(Records from a data source)

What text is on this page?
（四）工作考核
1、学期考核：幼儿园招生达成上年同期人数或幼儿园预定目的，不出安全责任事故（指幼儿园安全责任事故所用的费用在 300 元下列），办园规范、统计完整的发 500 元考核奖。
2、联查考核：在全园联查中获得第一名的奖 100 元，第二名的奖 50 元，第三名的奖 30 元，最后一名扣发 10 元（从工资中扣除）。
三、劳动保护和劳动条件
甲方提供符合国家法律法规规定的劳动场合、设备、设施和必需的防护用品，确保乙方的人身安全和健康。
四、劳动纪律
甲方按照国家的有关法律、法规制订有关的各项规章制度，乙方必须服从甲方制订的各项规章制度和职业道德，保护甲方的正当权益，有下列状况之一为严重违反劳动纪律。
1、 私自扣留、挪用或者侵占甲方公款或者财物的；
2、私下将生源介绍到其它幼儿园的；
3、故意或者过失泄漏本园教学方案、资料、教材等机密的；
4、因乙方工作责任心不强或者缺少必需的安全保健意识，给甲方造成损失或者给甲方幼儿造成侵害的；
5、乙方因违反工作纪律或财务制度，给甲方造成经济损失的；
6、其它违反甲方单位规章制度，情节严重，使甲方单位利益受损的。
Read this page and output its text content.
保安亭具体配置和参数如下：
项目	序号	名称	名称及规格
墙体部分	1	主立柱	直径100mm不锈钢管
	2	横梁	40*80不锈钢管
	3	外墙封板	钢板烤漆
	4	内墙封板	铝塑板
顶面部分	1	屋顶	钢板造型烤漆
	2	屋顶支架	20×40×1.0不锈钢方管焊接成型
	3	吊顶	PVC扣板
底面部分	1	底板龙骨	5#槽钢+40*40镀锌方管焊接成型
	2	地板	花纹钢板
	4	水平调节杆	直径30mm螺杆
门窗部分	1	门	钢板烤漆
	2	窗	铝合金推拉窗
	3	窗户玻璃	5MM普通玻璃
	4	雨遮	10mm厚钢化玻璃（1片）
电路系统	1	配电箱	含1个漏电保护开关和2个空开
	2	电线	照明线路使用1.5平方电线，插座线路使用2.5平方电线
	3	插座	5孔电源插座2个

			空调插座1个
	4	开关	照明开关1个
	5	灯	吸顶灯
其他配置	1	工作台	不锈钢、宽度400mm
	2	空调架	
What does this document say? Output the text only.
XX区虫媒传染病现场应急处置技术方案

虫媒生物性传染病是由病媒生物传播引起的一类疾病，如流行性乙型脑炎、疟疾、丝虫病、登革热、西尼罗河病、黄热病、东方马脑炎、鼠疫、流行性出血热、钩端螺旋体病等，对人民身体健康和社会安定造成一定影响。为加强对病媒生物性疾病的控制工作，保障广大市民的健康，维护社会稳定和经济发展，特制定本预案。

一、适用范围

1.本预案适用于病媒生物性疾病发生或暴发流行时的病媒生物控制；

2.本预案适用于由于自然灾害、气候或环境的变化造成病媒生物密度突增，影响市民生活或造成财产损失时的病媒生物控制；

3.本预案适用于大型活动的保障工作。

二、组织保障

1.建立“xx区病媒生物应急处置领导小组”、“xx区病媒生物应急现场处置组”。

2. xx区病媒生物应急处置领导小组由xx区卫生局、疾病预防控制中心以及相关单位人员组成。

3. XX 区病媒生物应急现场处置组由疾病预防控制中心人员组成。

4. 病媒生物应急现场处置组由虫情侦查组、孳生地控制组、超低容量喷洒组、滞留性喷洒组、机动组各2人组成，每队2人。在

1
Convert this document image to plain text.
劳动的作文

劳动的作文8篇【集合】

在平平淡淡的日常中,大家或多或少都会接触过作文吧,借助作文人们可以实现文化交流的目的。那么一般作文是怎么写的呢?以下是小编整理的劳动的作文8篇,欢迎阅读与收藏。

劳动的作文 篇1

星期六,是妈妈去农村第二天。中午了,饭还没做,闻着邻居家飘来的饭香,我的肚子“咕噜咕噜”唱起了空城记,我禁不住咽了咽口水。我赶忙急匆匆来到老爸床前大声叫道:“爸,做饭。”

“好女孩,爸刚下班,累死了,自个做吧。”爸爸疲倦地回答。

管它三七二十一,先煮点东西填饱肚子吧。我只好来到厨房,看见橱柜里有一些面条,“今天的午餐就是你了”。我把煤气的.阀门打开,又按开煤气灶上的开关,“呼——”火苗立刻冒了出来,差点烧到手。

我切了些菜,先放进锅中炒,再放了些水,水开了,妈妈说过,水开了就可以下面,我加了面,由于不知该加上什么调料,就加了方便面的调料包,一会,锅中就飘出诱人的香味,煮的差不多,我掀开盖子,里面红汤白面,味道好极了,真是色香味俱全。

- **Objective**
From the line containing "What does this" through the final line of the listing above, retype every line exactly; leave out everything else.

- **Solution for this exercise**
What does this document say? Output the text only.
XX区虫媒传染病现场应急处置技术方案

虫媒生物性传染病是由病媒生物传播引起的一类疾病，如流行性乙型脑炎、疟疾、丝虫病、登革热、西尼罗河病、黄热病、东方马脑炎、鼠疫、流行性出血热、钩端螺旋体病等，对人民身体健康和社会安定造成一定影响。为加强对病媒生物性疾病的控制工作，保障广大市民的健康，维护社会稳定和经济发展，特制定本预案。

一、适用范围

1.本预案适用于病媒生物性疾病发生或暴发流行时的病媒生物控制；

2.本预案适用于由于自然灾害、气候或环境的变化造成病媒生物密度突增，影响市民生活或造成财产损失时的病媒生物控制；

3.本预案适用于大型活动的保障工作。

二、组织保障

1.建立“xx区病媒生物应急处置领导小组”、“xx区病媒生物应急现场处置组”。

2. xx区病媒生物应急处置领导小组由xx区卫生局、疾病预防控制中心以及相关单位人员组成。

3. XX 区病媒生物应急现场处置组由疾病预防控制中心人员组成。

4. 病媒生物应急现场处置组由虫情侦查组、孳生地控制组、超低容量喷洒组、滞留性喷洒组、机动组各2人组成，每队2人。在

1
Convert this document image to plain text.
劳动的作文

劳动的作文8篇【集合】

在平平淡淡的日常中,大家或多或少都会接触过作文吧,借助作文人们可以实现文化交流的目的。那么一般作文是怎么写的呢?以下是小编整理的劳动的作文8篇,欢迎阅读与收藏。

劳动的作文 篇1

星期六,是妈妈去农村第二天。中午了,饭还没做,闻着邻居家飘来的饭香,我的肚子“咕噜咕噜”唱起了空城记,我禁不住咽了咽口水。我赶忙急匆匆来到老爸床前大声叫道:“爸,做饭。”

“好女孩,爸刚下班,累死了,自个做吧。”爸爸疲倦地回答。

管它三七二十一,先煮点东西填饱肚子吧。我只好来到厨房,看见橱柜里有一些面条,“今天的午餐就是你了”。我把煤气的.阀门打开,又按开煤气灶上的开关,“呼——”火苗立刻冒了出来,差点烧到手。

我切了些菜,先放进锅中炒,再放了些水,水开了,妈妈说过,水开了就可以下面,我加了面,由于不知该加上什么调料,就加了方便面的调料包,一会,锅中就飘出诱人的香味,煮的差不多,我掀开盖子,里面红汤白面,味道好极了,真是色香味俱全。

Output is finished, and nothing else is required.